* **Data to process**

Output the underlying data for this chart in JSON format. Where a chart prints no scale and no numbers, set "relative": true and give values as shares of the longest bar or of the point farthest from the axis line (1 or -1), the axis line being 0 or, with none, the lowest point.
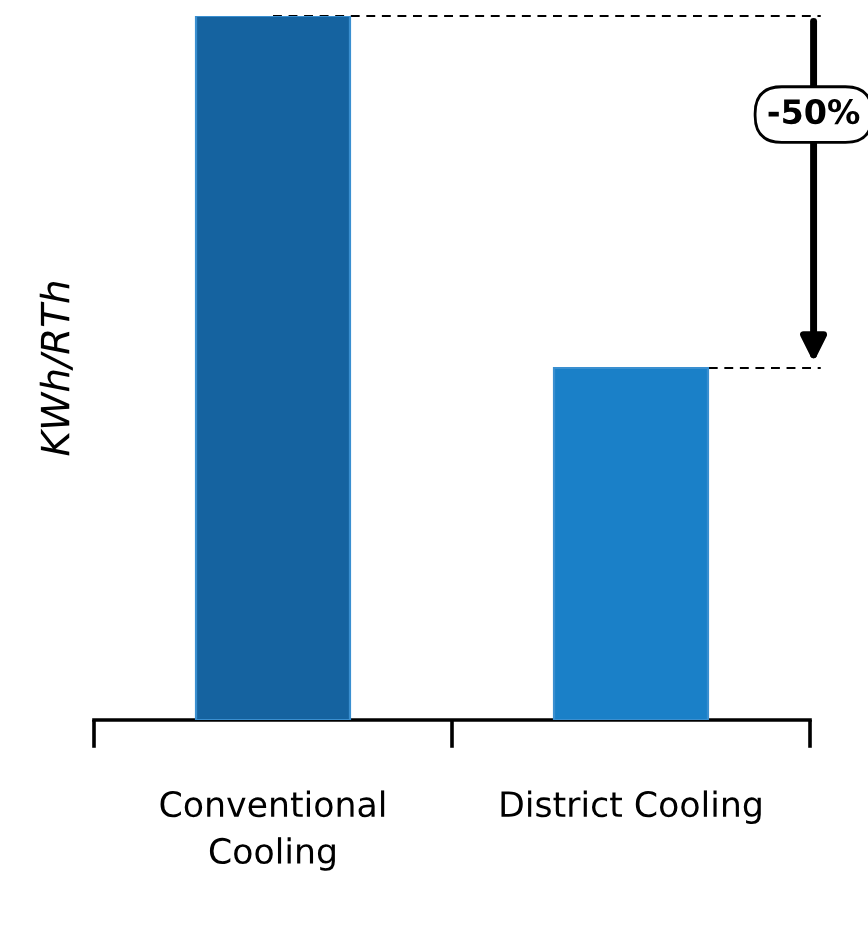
{
  "chart_data": {
    "type": "bar",
    "ylabel": "KWh/RTh",
    "categories": [
      "Conventional Cooling",
      "District Cooling"
    ],
    "values": [
      1,
      0.5
    ],
    "colors": [
      "#1563a0",
      "#1a80c8"
    ],
    "relative": true,
    "ref_lines": [
      {
        "axis": "y",
        "value": 1,
        "color": "#000000",
        "line_style": "dashed"
      },
      {
        "axis": "y",
        "value": 0.5,
        "color": "#000000",
        "line_style": "dashed"
      }
    ],
    "annotations": [
      "-50%"
    ],
    "grid": false,
    "legend": false
  }
}
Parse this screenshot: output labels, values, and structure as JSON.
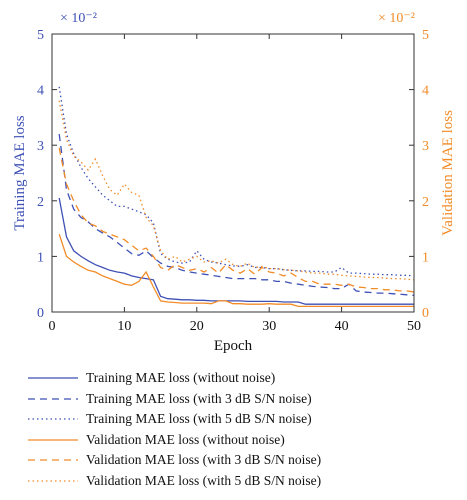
{
  "colors": {
    "training": "#3f51b5",
    "validation": "#f28c28",
    "axis": "#333333"
  },
  "chart_data": {
    "type": "line",
    "xlabel": "Epoch",
    "ylabel_left": "Training MAE loss",
    "ylabel_right": "Validation MAE loss",
    "scale_left": "× 10⁻²",
    "scale_right": "× 10⁻²",
    "xlim": [
      0,
      50
    ],
    "ylim_left": [
      0,
      5
    ],
    "ylim_right": [
      0,
      5
    ],
    "x_ticks": [
      "0",
      "10",
      "20",
      "30",
      "40",
      "50"
    ],
    "y_ticks_left": [
      "0",
      "1",
      "2",
      "3",
      "4",
      "5"
    ],
    "y_ticks_right": [
      "0",
      "1",
      "2",
      "3",
      "4",
      "5"
    ],
    "grid": false,
    "legend_position": "below",
    "x": [
      1,
      2,
      3,
      4,
      5,
      6,
      7,
      8,
      9,
      10,
      11,
      12,
      13,
      14,
      15,
      16,
      17,
      18,
      19,
      20,
      21,
      22,
      23,
      24,
      25,
      26,
      27,
      28,
      29,
      30,
      31,
      32,
      33,
      34,
      35,
      36,
      37,
      38,
      39,
      40,
      41,
      42,
      43,
      44,
      45,
      46,
      47,
      48,
      49,
      50
    ],
    "series": [
      {
        "name": "Training MAE loss (without noise)",
        "axis": "left",
        "style": "solid",
        "color": "training",
        "values": [
          2.05,
          1.35,
          1.1,
          1.0,
          0.92,
          0.85,
          0.8,
          0.75,
          0.72,
          0.7,
          0.65,
          0.62,
          0.6,
          0.58,
          0.28,
          0.24,
          0.23,
          0.22,
          0.22,
          0.21,
          0.21,
          0.2,
          0.2,
          0.2,
          0.2,
          0.2,
          0.19,
          0.19,
          0.19,
          0.19,
          0.19,
          0.18,
          0.18,
          0.18,
          0.14,
          0.14,
          0.14,
          0.14,
          0.14,
          0.14,
          0.14,
          0.14,
          0.14,
          0.14,
          0.14,
          0.14,
          0.14,
          0.14,
          0.14,
          0.14
        ]
      },
      {
        "name": "Training MAE loss (with 3 dB S/N noise)",
        "axis": "left",
        "style": "dashed",
        "color": "training",
        "values": [
          3.2,
          2.2,
          1.85,
          1.7,
          1.62,
          1.5,
          1.42,
          1.35,
          1.25,
          1.15,
          1.05,
          1.02,
          1.1,
          0.98,
          0.88,
          0.82,
          0.8,
          0.75,
          0.72,
          0.7,
          0.68,
          0.66,
          0.64,
          0.62,
          0.6,
          0.6,
          0.6,
          0.6,
          0.58,
          0.58,
          0.55,
          0.55,
          0.52,
          0.5,
          0.48,
          0.46,
          0.45,
          0.44,
          0.42,
          0.42,
          0.5,
          0.38,
          0.36,
          0.35,
          0.34,
          0.34,
          0.33,
          0.32,
          0.31,
          0.3
        ]
      },
      {
        "name": "Training MAE loss (with 5 dB S/N noise)",
        "axis": "left",
        "style": "dotted",
        "color": "training",
        "values": [
          4.05,
          3.2,
          2.85,
          2.6,
          2.4,
          2.25,
          2.1,
          2.0,
          1.9,
          1.9,
          1.85,
          1.8,
          1.75,
          1.6,
          1.05,
          0.95,
          0.9,
          0.88,
          0.9,
          1.1,
          0.95,
          0.9,
          0.88,
          0.85,
          0.83,
          0.82,
          0.85,
          0.8,
          0.8,
          0.78,
          0.78,
          0.76,
          0.75,
          0.74,
          0.74,
          0.73,
          0.73,
          0.72,
          0.72,
          0.8,
          0.7,
          0.7,
          0.69,
          0.68,
          0.68,
          0.67,
          0.67,
          0.66,
          0.66,
          0.65
        ]
      },
      {
        "name": "Validation MAE loss (without noise)",
        "axis": "right",
        "style": "solid",
        "color": "validation",
        "values": [
          1.4,
          1.0,
          0.9,
          0.82,
          0.75,
          0.72,
          0.65,
          0.6,
          0.55,
          0.5,
          0.48,
          0.55,
          0.72,
          0.45,
          0.2,
          0.18,
          0.17,
          0.16,
          0.16,
          0.16,
          0.16,
          0.15,
          0.2,
          0.2,
          0.15,
          0.15,
          0.14,
          0.14,
          0.14,
          0.15,
          0.14,
          0.14,
          0.14,
          0.1,
          0.1,
          0.1,
          0.1,
          0.1,
          0.1,
          0.1,
          0.1,
          0.1,
          0.1,
          0.1,
          0.1,
          0.1,
          0.1,
          0.1,
          0.1,
          0.1
        ]
      },
      {
        "name": "Validation MAE loss (with 3 dB S/N noise)",
        "axis": "right",
        "style": "dashed",
        "color": "validation",
        "values": [
          2.95,
          2.3,
          2.0,
          1.75,
          1.6,
          1.55,
          1.45,
          1.4,
          1.35,
          1.3,
          1.2,
          1.1,
          1.15,
          1.0,
          0.8,
          0.75,
          0.85,
          0.8,
          0.75,
          0.78,
          0.72,
          0.8,
          0.7,
          0.85,
          0.75,
          0.7,
          0.78,
          0.68,
          0.8,
          0.72,
          0.7,
          0.65,
          0.7,
          0.62,
          0.55,
          0.55,
          0.5,
          0.5,
          0.5,
          0.48,
          0.5,
          0.45,
          0.44,
          0.42,
          0.42,
          0.4,
          0.4,
          0.38,
          0.38,
          0.36
        ]
      },
      {
        "name": "Validation MAE loss (with 5 dB S/N noise)",
        "axis": "right",
        "style": "dotted",
        "color": "validation",
        "values": [
          3.8,
          3.1,
          2.8,
          2.7,
          2.55,
          2.75,
          2.45,
          2.2,
          2.1,
          2.3,
          2.15,
          2.1,
          1.7,
          1.55,
          1.1,
          0.95,
          1.0,
          0.9,
          0.95,
          1.0,
          0.9,
          0.92,
          0.88,
          0.95,
          0.85,
          0.82,
          0.88,
          0.8,
          0.82,
          0.78,
          0.78,
          0.76,
          0.75,
          0.74,
          0.72,
          0.7,
          0.7,
          0.68,
          0.68,
          0.66,
          0.65,
          0.64,
          0.63,
          0.62,
          0.62,
          0.61,
          0.6,
          0.6,
          0.59,
          0.58
        ]
      }
    ]
  }
}
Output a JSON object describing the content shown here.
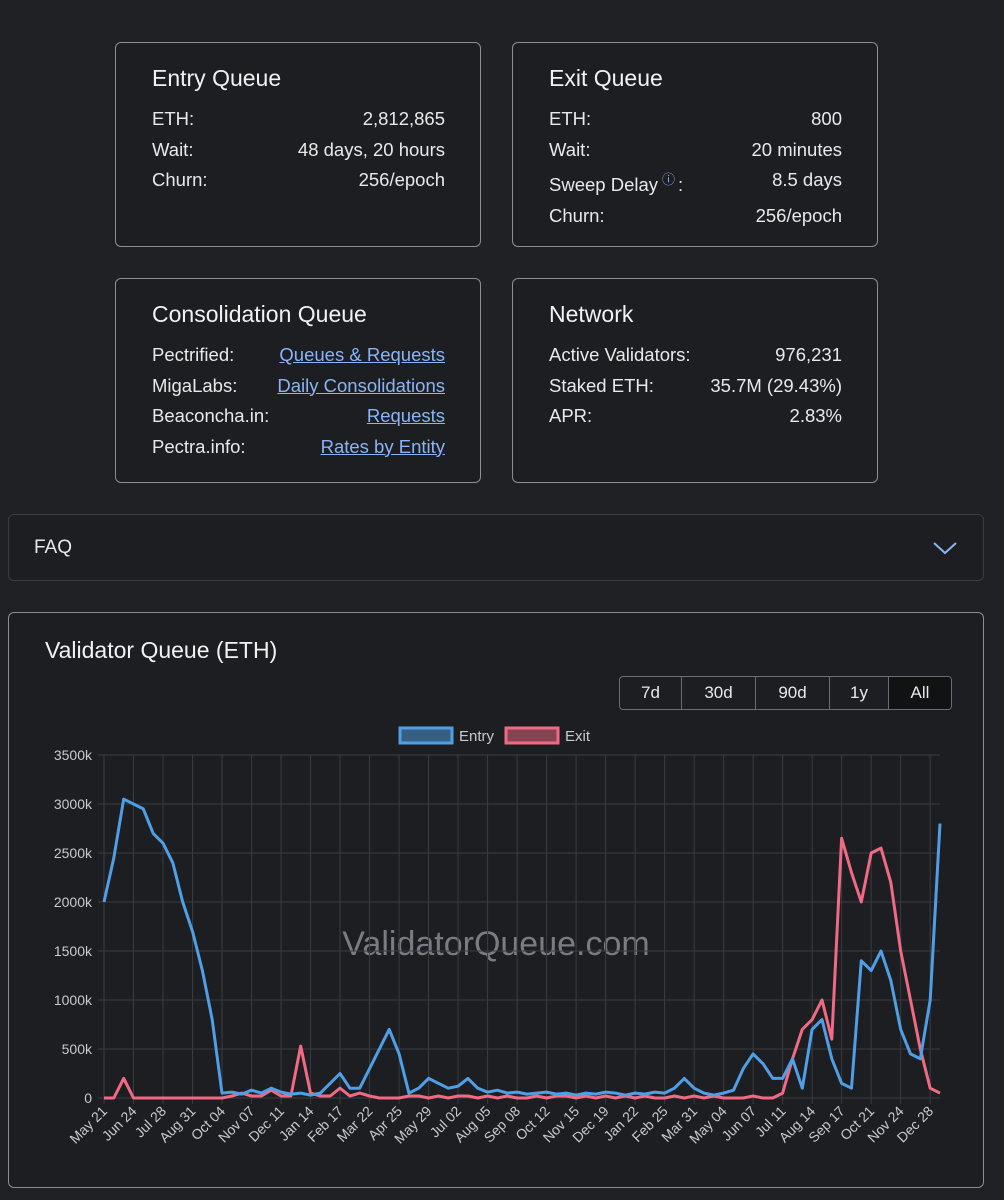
{
  "cards": [
    {
      "title": "Entry Queue",
      "rows": [
        {
          "label": "ETH:",
          "value": "2,812,865"
        },
        {
          "label": "Wait:",
          "value": "48 days, 20 hours"
        },
        {
          "label": "Churn:",
          "value": "256/epoch"
        }
      ]
    },
    {
      "title": "Exit Queue",
      "rows": [
        {
          "label": "ETH:",
          "value": "800"
        },
        {
          "label": "Wait:",
          "value": "20 minutes"
        },
        {
          "label": "Sweep Delay",
          "info": "ⓘ",
          "label_suffix": ":",
          "value": "8.5 days"
        },
        {
          "label": "Churn:",
          "value": "256/epoch"
        }
      ]
    },
    {
      "title": "Consolidation Queue",
      "rows": [
        {
          "label": "Pectrified:",
          "link": "Queues & Requests"
        },
        {
          "label": "MigaLabs:",
          "link": "Daily Consolidations"
        },
        {
          "label": "Beaconcha.in:",
          "link": "Requests"
        },
        {
          "label": "Pectra.info:",
          "link": "Rates by Entity"
        }
      ]
    },
    {
      "title": "Network",
      "rows": [
        {
          "label": "Active Validators:",
          "value": "976,231"
        },
        {
          "label": "Staked ETH:",
          "value": "35.7M (29.43%)"
        },
        {
          "label": "APR:",
          "value": "2.83%"
        }
      ]
    }
  ],
  "faq": "FAQ",
  "panel": {
    "title": "Validator Queue (ETH)",
    "ranges": [
      "7d",
      "30d",
      "90d",
      "1y",
      "All"
    ],
    "selected": "All",
    "watermark": "ValidatorQueue.com"
  },
  "chart_data": {
    "type": "line",
    "categories": [
      "May 21",
      null,
      null,
      "Jun 24",
      null,
      null,
      "Jul 28",
      null,
      null,
      "Aug 31",
      null,
      null,
      "Oct 04",
      null,
      null,
      "Nov 07",
      null,
      null,
      "Dec 11",
      null,
      null,
      "Jan 14",
      null,
      null,
      "Feb 17",
      null,
      null,
      "Mar 22",
      null,
      null,
      "Apr 25",
      null,
      null,
      "May 29",
      null,
      null,
      "Jul 02",
      null,
      null,
      "Aug 05",
      null,
      null,
      "Sep 08",
      null,
      null,
      "Oct 12",
      null,
      null,
      "Nov 15",
      null,
      null,
      "Dec 19",
      null,
      null,
      "Jan 22",
      null,
      null,
      "Feb 25",
      null,
      null,
      "Mar 31",
      null,
      null,
      "May 04",
      null,
      null,
      "Jun 07",
      null,
      null,
      "Jul 11",
      null,
      null,
      "Aug 14",
      null,
      null,
      "Sep 17",
      null,
      null,
      "Oct 21",
      null,
      null,
      "Nov 24",
      null,
      null,
      "Dec 28",
      null
    ],
    "series": [
      {
        "name": "Entry",
        "color": "#4f9fe6",
        "values": [
          2000000,
          2450000,
          3050000,
          3000000,
          2950000,
          2700000,
          2600000,
          2400000,
          2000000,
          1700000,
          1300000,
          800000,
          50000,
          60000,
          40000,
          80000,
          50000,
          100000,
          60000,
          40000,
          50000,
          30000,
          50000,
          150000,
          250000,
          100000,
          100000,
          300000,
          500000,
          700000,
          450000,
          50000,
          100000,
          200000,
          150000,
          100000,
          120000,
          200000,
          100000,
          60000,
          80000,
          50000,
          60000,
          40000,
          50000,
          60000,
          40000,
          50000,
          30000,
          50000,
          40000,
          60000,
          50000,
          30000,
          50000,
          40000,
          60000,
          50000,
          100000,
          200000,
          100000,
          50000,
          30000,
          50000,
          80000,
          300000,
          450000,
          350000,
          200000,
          200000,
          400000,
          100000,
          700000,
          800000,
          400000,
          150000,
          100000,
          1400000,
          1300000,
          1500000,
          1200000,
          700000,
          450000,
          400000,
          1000000,
          2800000
        ]
      },
      {
        "name": "Exit",
        "color": "#f06a84",
        "values": [
          0,
          0,
          200000,
          0,
          0,
          0,
          0,
          0,
          0,
          0,
          0,
          0,
          0,
          20000,
          50000,
          20000,
          20000,
          80000,
          20000,
          20000,
          530000,
          50000,
          20000,
          20000,
          100000,
          20000,
          50000,
          20000,
          0,
          0,
          0,
          20000,
          20000,
          0,
          20000,
          0,
          20000,
          20000,
          0,
          20000,
          0,
          20000,
          0,
          0,
          20000,
          0,
          20000,
          20000,
          0,
          20000,
          0,
          20000,
          0,
          20000,
          0,
          20000,
          0,
          0,
          20000,
          0,
          20000,
          0,
          20000,
          0,
          0,
          0,
          20000,
          0,
          0,
          50000,
          400000,
          700000,
          800000,
          1000000,
          600000,
          2650000,
          2300000,
          2000000,
          2500000,
          2550000,
          2200000,
          1500000,
          1000000,
          500000,
          100000,
          50000
        ]
      }
    ],
    "ylim": [
      0,
      3500000
    ],
    "yticks": [
      0,
      {
        "value": 500000,
        "label": "500k"
      },
      {
        "value": 1000000,
        "label": "1000k"
      },
      {
        "value": 1500000,
        "label": "1500k"
      },
      {
        "value": 2000000,
        "label": "2000k"
      },
      {
        "value": 2500000,
        "label": "2500k"
      },
      {
        "value": 3000000,
        "label": "3000k"
      },
      {
        "value": 3500000,
        "label": "3500k"
      }
    ],
    "grid": true,
    "legend": "top"
  }
}
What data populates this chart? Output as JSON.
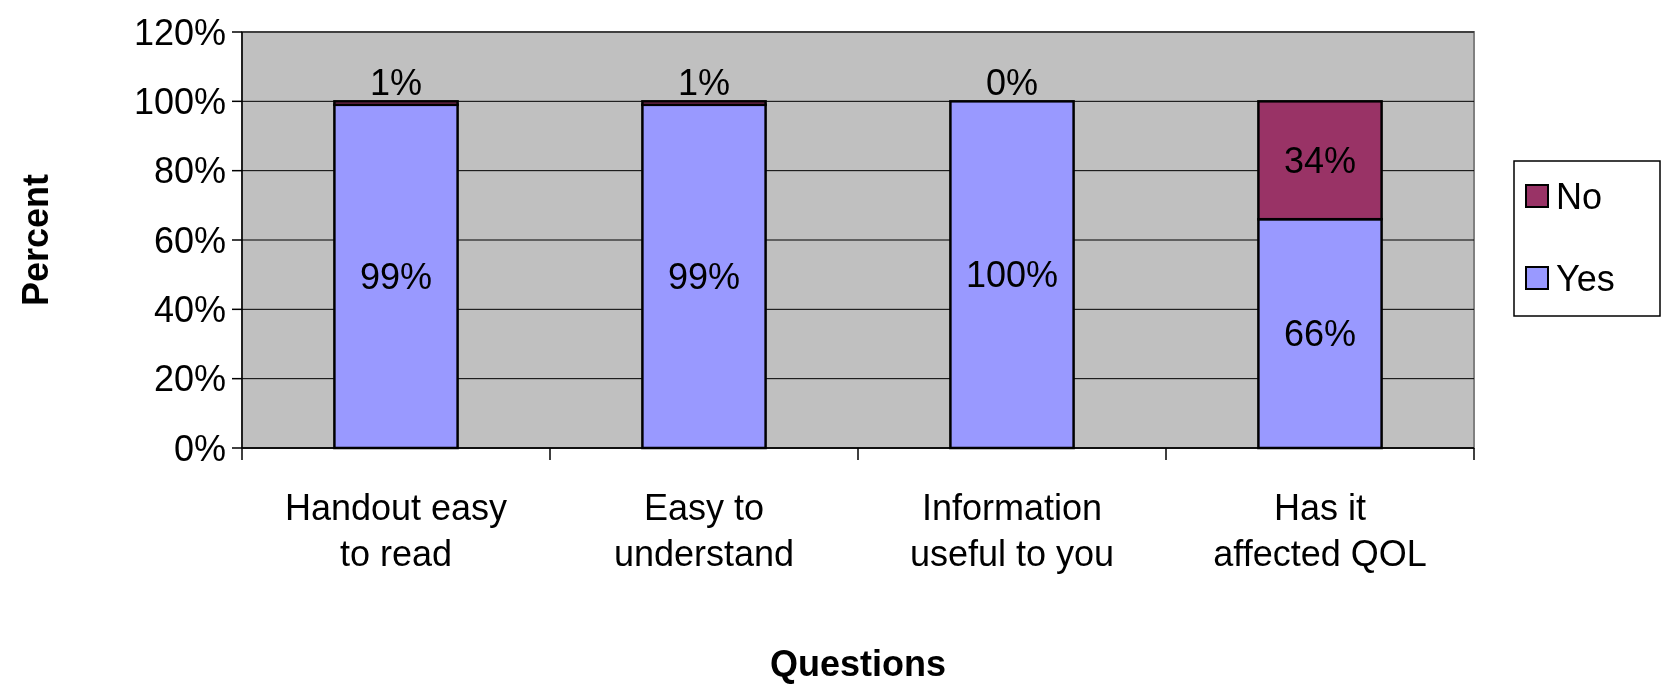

* **Task instructions**
Copy each line of the data above that holds "title".

* **Final result**
      "title": "Entry Queue",
      "title": "Exit Queue",
      "title": "Consolidation Queue",
      "title": "Network",
    "title": "Validator Queue (ETH)",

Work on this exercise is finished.